Reproduce the material below verbatim, keeping every line in its original order.

* * * * * * * * *

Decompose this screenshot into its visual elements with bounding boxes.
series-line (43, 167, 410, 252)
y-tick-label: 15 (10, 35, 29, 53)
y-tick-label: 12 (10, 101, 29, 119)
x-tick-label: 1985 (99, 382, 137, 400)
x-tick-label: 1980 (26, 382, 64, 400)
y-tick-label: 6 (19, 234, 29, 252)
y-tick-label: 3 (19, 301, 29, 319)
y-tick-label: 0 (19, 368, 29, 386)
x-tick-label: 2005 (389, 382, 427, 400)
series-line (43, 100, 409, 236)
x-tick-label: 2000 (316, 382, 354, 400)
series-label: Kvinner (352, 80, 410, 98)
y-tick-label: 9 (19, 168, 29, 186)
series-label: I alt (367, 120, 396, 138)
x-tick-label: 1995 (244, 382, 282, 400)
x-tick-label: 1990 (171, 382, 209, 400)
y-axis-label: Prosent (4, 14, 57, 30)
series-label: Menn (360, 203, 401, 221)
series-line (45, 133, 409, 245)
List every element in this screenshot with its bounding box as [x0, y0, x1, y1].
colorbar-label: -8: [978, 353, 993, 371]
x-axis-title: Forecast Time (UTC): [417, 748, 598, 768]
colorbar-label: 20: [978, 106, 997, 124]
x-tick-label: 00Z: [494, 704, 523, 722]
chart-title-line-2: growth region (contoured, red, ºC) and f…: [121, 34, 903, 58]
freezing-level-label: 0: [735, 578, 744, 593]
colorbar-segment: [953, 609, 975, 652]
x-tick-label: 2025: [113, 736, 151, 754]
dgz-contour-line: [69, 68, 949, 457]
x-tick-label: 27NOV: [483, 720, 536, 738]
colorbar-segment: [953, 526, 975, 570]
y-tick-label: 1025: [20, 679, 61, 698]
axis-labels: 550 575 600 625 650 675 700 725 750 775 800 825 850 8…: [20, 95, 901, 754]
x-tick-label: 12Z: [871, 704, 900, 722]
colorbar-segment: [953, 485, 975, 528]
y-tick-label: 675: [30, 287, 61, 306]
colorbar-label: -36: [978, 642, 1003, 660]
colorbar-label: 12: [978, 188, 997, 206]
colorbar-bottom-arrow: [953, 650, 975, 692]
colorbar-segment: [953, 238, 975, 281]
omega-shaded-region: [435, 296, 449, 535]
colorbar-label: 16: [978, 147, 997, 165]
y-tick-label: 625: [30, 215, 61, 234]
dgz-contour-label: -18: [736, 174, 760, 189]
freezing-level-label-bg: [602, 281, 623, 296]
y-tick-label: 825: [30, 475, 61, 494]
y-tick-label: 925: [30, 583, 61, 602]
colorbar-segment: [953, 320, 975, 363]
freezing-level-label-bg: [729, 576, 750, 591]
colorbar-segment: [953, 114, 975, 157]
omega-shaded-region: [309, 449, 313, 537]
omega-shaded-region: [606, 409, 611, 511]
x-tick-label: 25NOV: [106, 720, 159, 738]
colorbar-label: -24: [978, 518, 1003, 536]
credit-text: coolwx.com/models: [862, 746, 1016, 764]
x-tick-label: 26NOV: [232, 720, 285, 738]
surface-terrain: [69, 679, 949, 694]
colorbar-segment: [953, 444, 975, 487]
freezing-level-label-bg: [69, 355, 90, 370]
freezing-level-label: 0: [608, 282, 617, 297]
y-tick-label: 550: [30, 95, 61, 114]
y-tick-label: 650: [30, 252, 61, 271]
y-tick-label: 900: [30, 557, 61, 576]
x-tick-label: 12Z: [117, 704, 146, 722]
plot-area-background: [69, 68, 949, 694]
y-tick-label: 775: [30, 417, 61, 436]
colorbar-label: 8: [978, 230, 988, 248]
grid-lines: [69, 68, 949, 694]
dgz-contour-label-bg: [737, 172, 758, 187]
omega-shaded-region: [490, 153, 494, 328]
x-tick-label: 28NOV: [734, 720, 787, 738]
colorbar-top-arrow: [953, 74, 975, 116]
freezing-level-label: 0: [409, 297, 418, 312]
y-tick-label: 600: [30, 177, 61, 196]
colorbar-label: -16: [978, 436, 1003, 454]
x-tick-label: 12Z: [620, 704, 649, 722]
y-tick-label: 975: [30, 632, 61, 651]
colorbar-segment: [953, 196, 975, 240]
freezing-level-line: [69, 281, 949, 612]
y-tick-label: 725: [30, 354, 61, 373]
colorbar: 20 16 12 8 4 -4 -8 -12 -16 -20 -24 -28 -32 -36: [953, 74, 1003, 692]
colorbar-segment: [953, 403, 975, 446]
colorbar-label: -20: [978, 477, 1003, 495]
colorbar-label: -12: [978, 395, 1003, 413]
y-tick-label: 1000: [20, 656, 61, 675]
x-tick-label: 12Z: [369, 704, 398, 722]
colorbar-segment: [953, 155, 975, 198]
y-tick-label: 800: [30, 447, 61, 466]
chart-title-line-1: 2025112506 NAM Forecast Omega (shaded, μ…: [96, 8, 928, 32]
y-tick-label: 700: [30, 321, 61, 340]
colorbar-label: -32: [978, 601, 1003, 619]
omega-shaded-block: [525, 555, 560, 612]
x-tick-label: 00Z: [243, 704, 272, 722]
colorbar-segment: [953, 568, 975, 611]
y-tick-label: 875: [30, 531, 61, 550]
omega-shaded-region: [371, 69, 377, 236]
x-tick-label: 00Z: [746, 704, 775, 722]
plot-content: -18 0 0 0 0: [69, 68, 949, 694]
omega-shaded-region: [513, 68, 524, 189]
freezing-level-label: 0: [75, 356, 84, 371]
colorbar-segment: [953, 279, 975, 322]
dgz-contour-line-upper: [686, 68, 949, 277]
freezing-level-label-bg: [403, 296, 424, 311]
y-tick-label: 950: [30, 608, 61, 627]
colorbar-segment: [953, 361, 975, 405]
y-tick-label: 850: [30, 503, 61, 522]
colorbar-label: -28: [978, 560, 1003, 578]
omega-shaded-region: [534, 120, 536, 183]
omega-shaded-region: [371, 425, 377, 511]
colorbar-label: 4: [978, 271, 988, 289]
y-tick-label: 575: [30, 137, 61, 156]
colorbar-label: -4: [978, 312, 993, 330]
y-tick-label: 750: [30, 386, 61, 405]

* * * * * * * * *

The reply
Decompose this screenshot into its visual elements with bounding boxes.
series-line (43, 167, 410, 252)
y-tick-label: 15 (10, 35, 29, 53)
y-tick-label: 12 (10, 101, 29, 119)
x-tick-label: 1985 (99, 382, 137, 400)
x-tick-label: 1980 (26, 382, 64, 400)
y-tick-label: 6 (19, 234, 29, 252)
y-tick-label: 3 (19, 301, 29, 319)
y-tick-label: 0 (19, 368, 29, 386)
x-tick-label: 2005 (389, 382, 427, 400)
series-line (43, 100, 409, 236)
x-tick-label: 2000 (316, 382, 354, 400)
series-label: Kvinner (352, 80, 410, 98)
y-tick-label: 9 (19, 168, 29, 186)
series-label: I alt (367, 120, 396, 138)
x-tick-label: 1995 (244, 382, 282, 400)
x-tick-label: 1990 (171, 382, 209, 400)
y-axis-label: Prosent (4, 14, 57, 30)
series-label: Menn (360, 203, 401, 221)
series-line (45, 133, 409, 245)
List every element in this screenshot with its bounding box as [x0, y0, x1, y1].
colorbar-label: -8: [978, 353, 993, 371]
x-axis-title: Forecast Time (UTC): [417, 748, 598, 768]
colorbar-label: 20: [978, 106, 997, 124]
x-tick-label: 00Z: [494, 704, 523, 722]
chart-title-line-2: growth region (contoured, red, ºC) and f…: [121, 34, 903, 58]
freezing-level-label: 0: [735, 578, 744, 593]
colorbar-segment: [953, 609, 975, 652]
x-tick-label: 2025: [113, 736, 151, 754]
dgz-contour-line: [69, 68, 949, 457]
x-tick-label: 27NOV: [483, 720, 536, 738]
colorbar-segment: [953, 526, 975, 570]
y-tick-label: 1025: [20, 679, 61, 698]
axis-labels: 550 575 600 625 650 675 700 725 750 775 800 825 850 8…: [20, 95, 901, 754]
x-tick-label: 12Z: [871, 704, 900, 722]
colorbar-segment: [953, 485, 975, 528]
y-tick-label: 675: [30, 287, 61, 306]
colorbar-label: -36: [978, 642, 1003, 660]
colorbar-label: 12: [978, 188, 997, 206]
colorbar-bottom-arrow: [953, 650, 975, 692]
colorbar-segment: [953, 238, 975, 281]
omega-shaded-region: [435, 296, 449, 535]
colorbar-label: 16: [978, 147, 997, 165]
y-tick-label: 625: [30, 215, 61, 234]
dgz-contour-label: -18: [736, 174, 760, 189]
freezing-level-label-bg: [602, 281, 623, 296]
y-tick-label: 825: [30, 475, 61, 494]
y-tick-label: 925: [30, 583, 61, 602]
colorbar-segment: [953, 320, 975, 363]
freezing-level-label-bg: [729, 576, 750, 591]
colorbar-segment: [953, 114, 975, 157]
omega-shaded-region: [309, 449, 313, 537]
omega-shaded-region: [606, 409, 611, 511]
x-tick-label: 25NOV: [106, 720, 159, 738]
colorbar-label: -24: [978, 518, 1003, 536]
credit-text: coolwx.com/models: [862, 746, 1016, 764]
x-tick-label: 26NOV: [232, 720, 285, 738]
surface-terrain: [69, 679, 949, 694]
colorbar-segment: [953, 444, 975, 487]
freezing-level-label-bg: [69, 355, 90, 370]
freezing-level-label: 0: [608, 282, 617, 297]
y-tick-label: 550: [30, 95, 61, 114]
y-tick-label: 650: [30, 252, 61, 271]
y-tick-label: 900: [30, 557, 61, 576]
x-tick-label: 12Z: [117, 704, 146, 722]
plot-area-background: [69, 68, 949, 694]
y-tick-label: 775: [30, 417, 61, 436]
colorbar-label: 8: [978, 230, 988, 248]
grid-lines: [69, 68, 949, 694]
dgz-contour-label-bg: [737, 172, 758, 187]
omega-shaded-region: [490, 153, 494, 328]
x-tick-label: 28NOV: [734, 720, 787, 738]
colorbar-top-arrow: [953, 74, 975, 116]
freezing-level-label: 0: [409, 297, 418, 312]
y-tick-label: 600: [30, 177, 61, 196]
colorbar-label: -16: [978, 436, 1003, 454]
x-tick-label: 12Z: [620, 704, 649, 722]
y-tick-label: 975: [30, 632, 61, 651]
colorbar-segment: [953, 196, 975, 240]
freezing-level-line: [69, 281, 949, 612]
y-tick-label: 725: [30, 354, 61, 373]
colorbar: 20 16 12 8 4 -4 -8 -12 -16 -20 -24 -28 -32 -36: [953, 74, 1003, 692]
colorbar-segment: [953, 403, 975, 446]
colorbar-label: -20: [978, 477, 1003, 495]
colorbar-label: -12: [978, 395, 1003, 413]
y-tick-label: 1000: [20, 656, 61, 675]
x-tick-label: 12Z: [369, 704, 398, 722]
colorbar-segment: [953, 155, 975, 198]
y-tick-label: 800: [30, 447, 61, 466]
chart-title-line-1: 2025112506 NAM Forecast Omega (shaded, μ…: [96, 8, 928, 32]
y-tick-label: 700: [30, 321, 61, 340]
colorbar-label: -32: [978, 601, 1003, 619]
omega-shaded-block: [525, 555, 560, 612]
x-tick-label: 00Z: [243, 704, 272, 722]
colorbar-segment: [953, 568, 975, 611]
y-tick-label: 875: [30, 531, 61, 550]
omega-shaded-region: [371, 69, 377, 236]
x-tick-label: 00Z: [746, 704, 775, 722]
plot-content: -18 0 0 0 0: [69, 68, 949, 694]
omega-shaded-region: [513, 68, 524, 189]
freezing-level-label: 0: [75, 356, 84, 371]
colorbar-segment: [953, 279, 975, 322]
dgz-contour-line-upper: [686, 68, 949, 277]
freezing-level-label-bg: [403, 296, 424, 311]
y-tick-label: 950: [30, 608, 61, 627]
colorbar-segment: [953, 361, 975, 405]
y-tick-label: 850: [30, 503, 61, 522]
colorbar-label: -28: [978, 560, 1003, 578]
omega-shaded-region: [534, 120, 536, 183]
omega-shaded-region: [371, 425, 377, 511]
colorbar-label: 4: [978, 271, 988, 289]
y-tick-label: 575: [30, 137, 61, 156]
colorbar-label: -4: [978, 312, 993, 330]
y-tick-label: 750: [30, 386, 61, 405]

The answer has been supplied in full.